— Start —
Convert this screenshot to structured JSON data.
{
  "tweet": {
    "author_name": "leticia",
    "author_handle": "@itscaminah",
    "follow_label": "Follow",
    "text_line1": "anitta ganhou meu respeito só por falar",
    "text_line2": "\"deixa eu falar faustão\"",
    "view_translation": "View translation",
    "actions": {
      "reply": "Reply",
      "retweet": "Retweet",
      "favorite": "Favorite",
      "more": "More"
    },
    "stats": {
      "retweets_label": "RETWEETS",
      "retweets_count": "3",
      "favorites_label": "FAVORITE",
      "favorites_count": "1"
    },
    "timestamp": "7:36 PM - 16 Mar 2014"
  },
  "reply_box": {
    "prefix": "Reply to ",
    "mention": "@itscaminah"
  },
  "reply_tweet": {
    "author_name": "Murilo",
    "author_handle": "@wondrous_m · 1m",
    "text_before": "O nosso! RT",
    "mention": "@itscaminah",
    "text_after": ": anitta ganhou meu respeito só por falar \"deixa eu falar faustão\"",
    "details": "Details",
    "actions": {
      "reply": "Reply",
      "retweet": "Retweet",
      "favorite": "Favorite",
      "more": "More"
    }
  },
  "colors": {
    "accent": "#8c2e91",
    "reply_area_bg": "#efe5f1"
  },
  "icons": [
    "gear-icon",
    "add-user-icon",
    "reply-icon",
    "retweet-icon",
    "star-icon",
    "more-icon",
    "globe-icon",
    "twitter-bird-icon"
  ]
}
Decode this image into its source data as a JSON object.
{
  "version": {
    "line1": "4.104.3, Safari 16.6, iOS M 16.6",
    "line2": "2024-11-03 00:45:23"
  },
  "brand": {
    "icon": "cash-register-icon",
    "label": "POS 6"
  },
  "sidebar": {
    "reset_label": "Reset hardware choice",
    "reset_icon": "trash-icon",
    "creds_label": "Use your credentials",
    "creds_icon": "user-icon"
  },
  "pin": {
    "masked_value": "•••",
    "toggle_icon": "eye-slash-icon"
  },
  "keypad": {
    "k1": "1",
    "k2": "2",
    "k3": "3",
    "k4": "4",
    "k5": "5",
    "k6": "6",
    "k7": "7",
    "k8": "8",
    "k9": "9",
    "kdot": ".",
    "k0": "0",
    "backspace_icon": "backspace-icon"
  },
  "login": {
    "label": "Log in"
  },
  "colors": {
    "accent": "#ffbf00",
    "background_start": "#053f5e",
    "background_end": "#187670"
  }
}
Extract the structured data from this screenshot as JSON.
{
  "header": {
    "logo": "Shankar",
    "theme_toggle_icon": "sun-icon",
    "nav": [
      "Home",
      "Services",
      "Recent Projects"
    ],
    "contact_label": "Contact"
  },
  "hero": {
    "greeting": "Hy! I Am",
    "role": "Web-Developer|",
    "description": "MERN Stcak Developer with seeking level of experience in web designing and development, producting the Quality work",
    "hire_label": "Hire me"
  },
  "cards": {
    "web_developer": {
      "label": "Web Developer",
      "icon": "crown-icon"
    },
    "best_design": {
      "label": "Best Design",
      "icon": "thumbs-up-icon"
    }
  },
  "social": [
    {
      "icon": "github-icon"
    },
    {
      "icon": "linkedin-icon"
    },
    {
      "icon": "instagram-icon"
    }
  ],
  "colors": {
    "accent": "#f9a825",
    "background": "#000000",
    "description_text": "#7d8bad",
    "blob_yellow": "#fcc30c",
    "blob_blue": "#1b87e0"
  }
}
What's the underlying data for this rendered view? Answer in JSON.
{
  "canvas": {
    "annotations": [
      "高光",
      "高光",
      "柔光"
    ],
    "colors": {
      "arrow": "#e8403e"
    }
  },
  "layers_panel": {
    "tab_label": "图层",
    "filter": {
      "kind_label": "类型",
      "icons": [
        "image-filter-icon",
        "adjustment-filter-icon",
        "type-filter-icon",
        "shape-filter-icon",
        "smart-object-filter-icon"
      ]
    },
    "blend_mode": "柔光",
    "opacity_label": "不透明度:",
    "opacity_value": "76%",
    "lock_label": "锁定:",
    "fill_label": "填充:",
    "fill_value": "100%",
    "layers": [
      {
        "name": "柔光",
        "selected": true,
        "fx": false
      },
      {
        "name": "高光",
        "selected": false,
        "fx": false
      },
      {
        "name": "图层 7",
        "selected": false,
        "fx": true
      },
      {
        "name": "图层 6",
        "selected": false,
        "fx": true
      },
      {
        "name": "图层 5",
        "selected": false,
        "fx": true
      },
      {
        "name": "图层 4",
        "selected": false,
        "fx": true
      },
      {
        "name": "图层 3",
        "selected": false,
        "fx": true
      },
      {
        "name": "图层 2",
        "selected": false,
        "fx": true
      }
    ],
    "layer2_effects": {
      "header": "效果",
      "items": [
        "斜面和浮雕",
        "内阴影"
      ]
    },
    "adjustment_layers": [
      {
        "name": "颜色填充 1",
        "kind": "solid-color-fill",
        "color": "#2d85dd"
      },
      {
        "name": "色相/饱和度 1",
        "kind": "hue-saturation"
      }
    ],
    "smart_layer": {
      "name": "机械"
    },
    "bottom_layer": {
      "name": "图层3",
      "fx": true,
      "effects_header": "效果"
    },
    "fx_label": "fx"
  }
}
— End —
Description of the task →
Take the entries above and transcribe them in full.

Result of this exercise →
Convert this screenshot to structured JSON data.
{
  "tweet": {
    "author_name": "leticia",
    "author_handle": "@itscaminah",
    "follow_label": "Follow",
    "text_line1": "anitta ganhou meu respeito só por falar",
    "text_line2": "\"deixa eu falar faustão\"",
    "view_translation": "View translation",
    "actions": {
      "reply": "Reply",
      "retweet": "Retweet",
      "favorite": "Favorite",
      "more": "More"
    },
    "stats": {
      "retweets_label": "RETWEETS",
      "retweets_count": "3",
      "favorites_label": "FAVORITE",
      "favorites_count": "1"
    },
    "timestamp": "7:36 PM - 16 Mar 2014"
  },
  "reply_box": {
    "prefix": "Reply to ",
    "mention": "@itscaminah"
  },
  "reply_tweet": {
    "author_name": "Murilo",
    "author_handle": "@wondrous_m · 1m",
    "text_before": "O nosso! RT",
    "mention": "@itscaminah",
    "text_after": ": anitta ganhou meu respeito só por falar \"deixa eu falar faustão\"",
    "details": "Details",
    "actions": {
      "reply": "Reply",
      "retweet": "Retweet",
      "favorite": "Favorite",
      "more": "More"
    }
  },
  "colors": {
    "accent": "#8c2e91",
    "reply_area_bg": "#efe5f1"
  },
  "icons": [
    "gear-icon",
    "add-user-icon",
    "reply-icon",
    "retweet-icon",
    "star-icon",
    "more-icon",
    "globe-icon",
    "twitter-bird-icon"
  ]
}
Decode this image into its source data as a JSON object.
{
  "version": {
    "line1": "4.104.3, Safari 16.6, iOS M 16.6",
    "line2": "2024-11-03 00:45:23"
  },
  "brand": {
    "icon": "cash-register-icon",
    "label": "POS 6"
  },
  "sidebar": {
    "reset_label": "Reset hardware choice",
    "reset_icon": "trash-icon",
    "creds_label": "Use your credentials",
    "creds_icon": "user-icon"
  },
  "pin": {
    "masked_value": "•••",
    "toggle_icon": "eye-slash-icon"
  },
  "keypad": {
    "k1": "1",
    "k2": "2",
    "k3": "3",
    "k4": "4",
    "k5": "5",
    "k6": "6",
    "k7": "7",
    "k8": "8",
    "k9": "9",
    "kdot": ".",
    "k0": "0",
    "backspace_icon": "backspace-icon"
  },
  "login": {
    "label": "Log in"
  },
  "colors": {
    "accent": "#ffbf00",
    "background_start": "#053f5e",
    "background_end": "#187670"
  }
}
Extract the structured data from this screenshot as JSON.
{
  "header": {
    "logo": "Shankar",
    "theme_toggle_icon": "sun-icon",
    "nav": [
      "Home",
      "Services",
      "Recent Projects"
    ],
    "contact_label": "Contact"
  },
  "hero": {
    "greeting": "Hy! I Am",
    "role": "Web-Developer|",
    "description": "MERN Stcak Developer with seeking level of experience in web designing and development, producting the Quality work",
    "hire_label": "Hire me"
  },
  "cards": {
    "web_developer": {
      "label": "Web Developer",
      "icon": "crown-icon"
    },
    "best_design": {
      "label": "Best Design",
      "icon": "thumbs-up-icon"
    }
  },
  "social": [
    {
      "icon": "github-icon"
    },
    {
      "icon": "linkedin-icon"
    },
    {
      "icon": "instagram-icon"
    }
  ],
  "colors": {
    "accent": "#f9a825",
    "background": "#000000",
    "description_text": "#7d8bad",
    "blob_yellow": "#fcc30c",
    "blob_blue": "#1b87e0"
  }
}
What's the underlying data for this rendered view? Answer in JSON.
{
  "canvas": {
    "annotations": [
      "高光",
      "高光",
      "柔光"
    ],
    "colors": {
      "arrow": "#e8403e"
    }
  },
  "layers_panel": {
    "tab_label": "图层",
    "filter": {
      "kind_label": "类型",
      "icons": [
        "image-filter-icon",
        "adjustment-filter-icon",
        "type-filter-icon",
        "shape-filter-icon",
        "smart-object-filter-icon"
      ]
    },
    "blend_mode": "柔光",
    "opacity_label": "不透明度:",
    "opacity_value": "76%",
    "lock_label": "锁定:",
    "fill_label": "填充:",
    "fill_value": "100%",
    "layers": [
      {
        "name": "柔光",
        "selected": true,
        "fx": false
      },
      {
        "name": "高光",
        "selected": false,
        "fx": false
      },
      {
        "name": "图层 7",
        "selected": false,
        "fx": true
      },
      {
        "name": "图层 6",
        "selected": false,
        "fx": true
      },
      {
        "name": "图层 5",
        "selected": false,
        "fx": true
      },
      {
        "name": "图层 4",
        "selected": false,
        "fx": true
      },
      {
        "name": "图层 3",
        "selected": false,
        "fx": true
      },
      {
        "name": "图层 2",
        "selected": false,
        "fx": true
      }
    ],
    "layer2_effects": {
      "header": "效果",
      "items": [
        "斜面和浮雕",
        "内阴影"
      ]
    },
    "adjustment_layers": [
      {
        "name": "颜色填充 1",
        "kind": "solid-color-fill",
        "color": "#2d85dd"
      },
      {
        "name": "色相/饱和度 1",
        "kind": "hue-saturation"
      }
    ],
    "smart_layer": {
      "name": "机械"
    },
    "bottom_layer": {
      "name": "图层3",
      "fx": true,
      "effects_header": "效果"
    },
    "fx_label": "fx"
  }
}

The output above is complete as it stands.